=== What to do ===
Write out every entry precisely as given, leaving the pictures out.

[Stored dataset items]

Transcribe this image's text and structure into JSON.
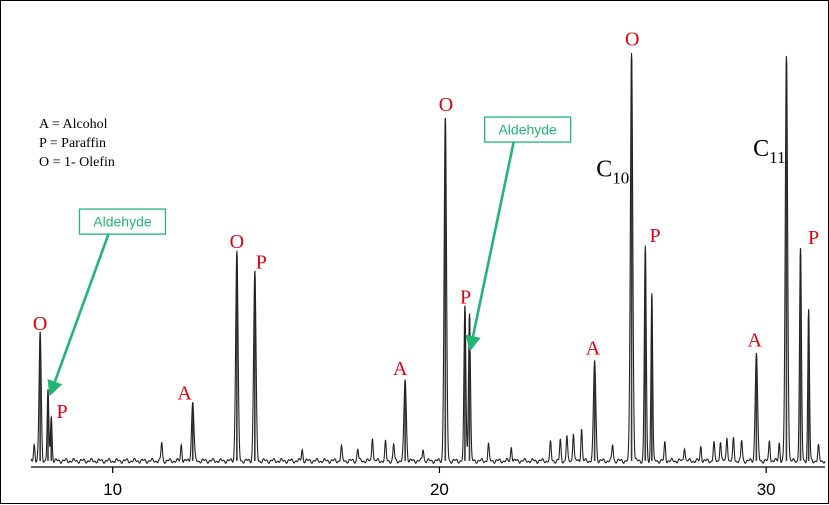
{
  "chart_data": {
    "type": "line",
    "title": "",
    "xlabel": "",
    "ylabel": "",
    "xlim": [
      7.5,
      31.8
    ],
    "ylim": [
      0,
      100
    ],
    "x_ticks": [
      {
        "value": 10,
        "label": "10"
      },
      {
        "value": 20,
        "label": "20"
      },
      {
        "value": 30,
        "label": "30"
      }
    ],
    "grid": false,
    "baseline": 1.5,
    "colors": {
      "trace": "#222222",
      "peak_label": "#e0000f",
      "aldehyde": "#22b573",
      "text": "#000000"
    },
    "legend": [
      {
        "key": "legend-alcohol",
        "text": "A = Alcohol"
      },
      {
        "key": "legend-paraffin",
        "text": "P = Paraffin"
      },
      {
        "key": "legend-olefin",
        "text": "O = 1- Olefin"
      }
    ],
    "peaks": [
      {
        "x": 7.78,
        "y": 31.5,
        "w": 0.045
      },
      {
        "x": 8.02,
        "y": 17.0,
        "w": 0.035
      },
      {
        "x": 8.12,
        "y": 11.0,
        "w": 0.035
      },
      {
        "x": 12.45,
        "y": 14.5,
        "w": 0.05
      },
      {
        "x": 13.8,
        "y": 51.5,
        "w": 0.05
      },
      {
        "x": 14.35,
        "y": 46.5,
        "w": 0.05
      },
      {
        "x": 18.95,
        "y": 20.0,
        "w": 0.05
      },
      {
        "x": 20.18,
        "y": 84.0,
        "w": 0.05
      },
      {
        "x": 20.78,
        "y": 38.0,
        "w": 0.04
      },
      {
        "x": 20.92,
        "y": 36.5,
        "w": 0.04
      },
      {
        "x": 24.75,
        "y": 24.5,
        "w": 0.05
      },
      {
        "x": 25.88,
        "y": 100.0,
        "w": 0.05
      },
      {
        "x": 26.3,
        "y": 52.5,
        "w": 0.04
      },
      {
        "x": 26.5,
        "y": 41.5,
        "w": 0.035
      },
      {
        "x": 29.7,
        "y": 26.5,
        "w": 0.05
      },
      {
        "x": 30.62,
        "y": 99.0,
        "w": 0.05
      },
      {
        "x": 31.05,
        "y": 52.0,
        "w": 0.04
      },
      {
        "x": 31.3,
        "y": 37.0,
        "w": 0.035
      }
    ],
    "minor_peaks": [
      {
        "x": 7.6,
        "y": 4.0
      },
      {
        "x": 11.5,
        "y": 4.5
      },
      {
        "x": 12.1,
        "y": 4.0
      },
      {
        "x": 15.8,
        "y": 2.8
      },
      {
        "x": 17.0,
        "y": 3.5
      },
      {
        "x": 17.5,
        "y": 3.0
      },
      {
        "x": 17.95,
        "y": 6.0
      },
      {
        "x": 18.35,
        "y": 4.5
      },
      {
        "x": 18.6,
        "y": 4.0
      },
      {
        "x": 19.5,
        "y": 3.0
      },
      {
        "x": 21.5,
        "y": 4.0
      },
      {
        "x": 22.2,
        "y": 3.5
      },
      {
        "x": 23.4,
        "y": 4.5
      },
      {
        "x": 23.7,
        "y": 5.0
      },
      {
        "x": 23.9,
        "y": 6.0
      },
      {
        "x": 24.1,
        "y": 7.0
      },
      {
        "x": 24.35,
        "y": 8.0
      },
      {
        "x": 25.3,
        "y": 4.0
      },
      {
        "x": 26.9,
        "y": 4.5
      },
      {
        "x": 27.5,
        "y": 3.5
      },
      {
        "x": 28.0,
        "y": 3.5
      },
      {
        "x": 28.4,
        "y": 4.5
      },
      {
        "x": 28.6,
        "y": 5.0
      },
      {
        "x": 28.8,
        "y": 6.0
      },
      {
        "x": 29.0,
        "y": 5.5
      },
      {
        "x": 29.25,
        "y": 5.0
      },
      {
        "x": 30.1,
        "y": 5.0
      },
      {
        "x": 30.4,
        "y": 4.5
      },
      {
        "x": 31.6,
        "y": 3.5
      }
    ],
    "peak_labels": [
      {
        "text": "O",
        "x": 7.78,
        "y": 33.5
      },
      {
        "text": "P",
        "x": 8.45,
        "y": 12.0
      },
      {
        "text": "A",
        "x": 12.2,
        "y": 16.5
      },
      {
        "text": "O",
        "x": 13.8,
        "y": 53.5
      },
      {
        "text": "P",
        "x": 14.55,
        "y": 48.5
      },
      {
        "text": "A",
        "x": 18.8,
        "y": 22.5
      },
      {
        "text": "O",
        "x": 20.2,
        "y": 87.0
      },
      {
        "text": "P",
        "x": 20.8,
        "y": 40.0
      },
      {
        "text": "A",
        "x": 24.7,
        "y": 27.5
      },
      {
        "text": "O",
        "x": 25.9,
        "y": 103.0
      },
      {
        "text": "P",
        "x": 26.6,
        "y": 55.0
      },
      {
        "text": "A",
        "x": 29.65,
        "y": 29.5
      },
      {
        "text": "P",
        "x": 31.45,
        "y": 54.5
      }
    ],
    "carbon_labels": [
      {
        "key": "c10",
        "base": "C",
        "sub": "10",
        "x": 24.8,
        "y": 71.0
      },
      {
        "key": "c11",
        "base": "C",
        "sub": "11",
        "x": 29.6,
        "y": 76.0
      }
    ],
    "annotations": [
      {
        "key": "aldehyde-left",
        "text": "Aldehyde",
        "x": 10.3,
        "y": 60.0,
        "arrow_to": {
          "x": 8.1,
          "y": 18.0
        }
      },
      {
        "key": "aldehyde-right",
        "text": "Aldehyde",
        "x": 22.7,
        "y": 82.5,
        "arrow_to": {
          "x": 20.95,
          "y": 29.0
        }
      }
    ]
  }
}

=== Finished answer ===
Transcribe this image's text and structure into JSON.
{
  "chart_data": {
    "type": "line",
    "title": "",
    "xlabel": "",
    "ylabel": "",
    "xlim": [
      7.5,
      31.8
    ],
    "ylim": [
      0,
      100
    ],
    "x_ticks": [
      {
        "value": 10,
        "label": "10"
      },
      {
        "value": 20,
        "label": "20"
      },
      {
        "value": 30,
        "label": "30"
      }
    ],
    "grid": false,
    "baseline": 1.5,
    "colors": {
      "trace": "#222222",
      "peak_label": "#e0000f",
      "aldehyde": "#22b573",
      "text": "#000000"
    },
    "legend": [
      {
        "key": "legend-alcohol",
        "text": "A = Alcohol"
      },
      {
        "key": "legend-paraffin",
        "text": "P = Paraffin"
      },
      {
        "key": "legend-olefin",
        "text": "O = 1- Olefin"
      }
    ],
    "peaks": [
      {
        "x": 7.78,
        "y": 31.5,
        "w": 0.045
      },
      {
        "x": 8.02,
        "y": 17.0,
        "w": 0.035
      },
      {
        "x": 8.12,
        "y": 11.0,
        "w": 0.035
      },
      {
        "x": 12.45,
        "y": 14.5,
        "w": 0.05
      },
      {
        "x": 13.8,
        "y": 51.5,
        "w": 0.05
      },
      {
        "x": 14.35,
        "y": 46.5,
        "w": 0.05
      },
      {
        "x": 18.95,
        "y": 20.0,
        "w": 0.05
      },
      {
        "x": 20.18,
        "y": 84.0,
        "w": 0.05
      },
      {
        "x": 20.78,
        "y": 38.0,
        "w": 0.04
      },
      {
        "x": 20.92,
        "y": 36.5,
        "w": 0.04
      },
      {
        "x": 24.75,
        "y": 24.5,
        "w": 0.05
      },
      {
        "x": 25.88,
        "y": 100.0,
        "w": 0.05
      },
      {
        "x": 26.3,
        "y": 52.5,
        "w": 0.04
      },
      {
        "x": 26.5,
        "y": 41.5,
        "w": 0.035
      },
      {
        "x": 29.7,
        "y": 26.5,
        "w": 0.05
      },
      {
        "x": 30.62,
        "y": 99.0,
        "w": 0.05
      },
      {
        "x": 31.05,
        "y": 52.0,
        "w": 0.04
      },
      {
        "x": 31.3,
        "y": 37.0,
        "w": 0.035
      }
    ],
    "minor_peaks": [
      {
        "x": 7.6,
        "y": 4.0
      },
      {
        "x": 11.5,
        "y": 4.5
      },
      {
        "x": 12.1,
        "y": 4.0
      },
      {
        "x": 15.8,
        "y": 2.8
      },
      {
        "x": 17.0,
        "y": 3.5
      },
      {
        "x": 17.5,
        "y": 3.0
      },
      {
        "x": 17.95,
        "y": 6.0
      },
      {
        "x": 18.35,
        "y": 4.5
      },
      {
        "x": 18.6,
        "y": 4.0
      },
      {
        "x": 19.5,
        "y": 3.0
      },
      {
        "x": 21.5,
        "y": 4.0
      },
      {
        "x": 22.2,
        "y": 3.5
      },
      {
        "x": 23.4,
        "y": 4.5
      },
      {
        "x": 23.7,
        "y": 5.0
      },
      {
        "x": 23.9,
        "y": 6.0
      },
      {
        "x": 24.1,
        "y": 7.0
      },
      {
        "x": 24.35,
        "y": 8.0
      },
      {
        "x": 25.3,
        "y": 4.0
      },
      {
        "x": 26.9,
        "y": 4.5
      },
      {
        "x": 27.5,
        "y": 3.5
      },
      {
        "x": 28.0,
        "y": 3.5
      },
      {
        "x": 28.4,
        "y": 4.5
      },
      {
        "x": 28.6,
        "y": 5.0
      },
      {
        "x": 28.8,
        "y": 6.0
      },
      {
        "x": 29.0,
        "y": 5.5
      },
      {
        "x": 29.25,
        "y": 5.0
      },
      {
        "x": 30.1,
        "y": 5.0
      },
      {
        "x": 30.4,
        "y": 4.5
      },
      {
        "x": 31.6,
        "y": 3.5
      }
    ],
    "peak_labels": [
      {
        "text": "O",
        "x": 7.78,
        "y": 33.5
      },
      {
        "text": "P",
        "x": 8.45,
        "y": 12.0
      },
      {
        "text": "A",
        "x": 12.2,
        "y": 16.5
      },
      {
        "text": "O",
        "x": 13.8,
        "y": 53.5
      },
      {
        "text": "P",
        "x": 14.55,
        "y": 48.5
      },
      {
        "text": "A",
        "x": 18.8,
        "y": 22.5
      },
      {
        "text": "O",
        "x": 20.2,
        "y": 87.0
      },
      {
        "text": "P",
        "x": 20.8,
        "y": 40.0
      },
      {
        "text": "A",
        "x": 24.7,
        "y": 27.5
      },
      {
        "text": "O",
        "x": 25.9,
        "y": 103.0
      },
      {
        "text": "P",
        "x": 26.6,
        "y": 55.0
      },
      {
        "text": "A",
        "x": 29.65,
        "y": 29.5
      },
      {
        "text": "P",
        "x": 31.45,
        "y": 54.5
      }
    ],
    "carbon_labels": [
      {
        "key": "c10",
        "base": "C",
        "sub": "10",
        "x": 24.8,
        "y": 71.0
      },
      {
        "key": "c11",
        "base": "C",
        "sub": "11",
        "x": 29.6,
        "y": 76.0
      }
    ],
    "annotations": [
      {
        "key": "aldehyde-left",
        "text": "Aldehyde",
        "x": 10.3,
        "y": 60.0,
        "arrow_to": {
          "x": 8.1,
          "y": 18.0
        }
      },
      {
        "key": "aldehyde-right",
        "text": "Aldehyde",
        "x": 22.7,
        "y": 82.5,
        "arrow_to": {
          "x": 20.95,
          "y": 29.0
        }
      }
    ]
  }
}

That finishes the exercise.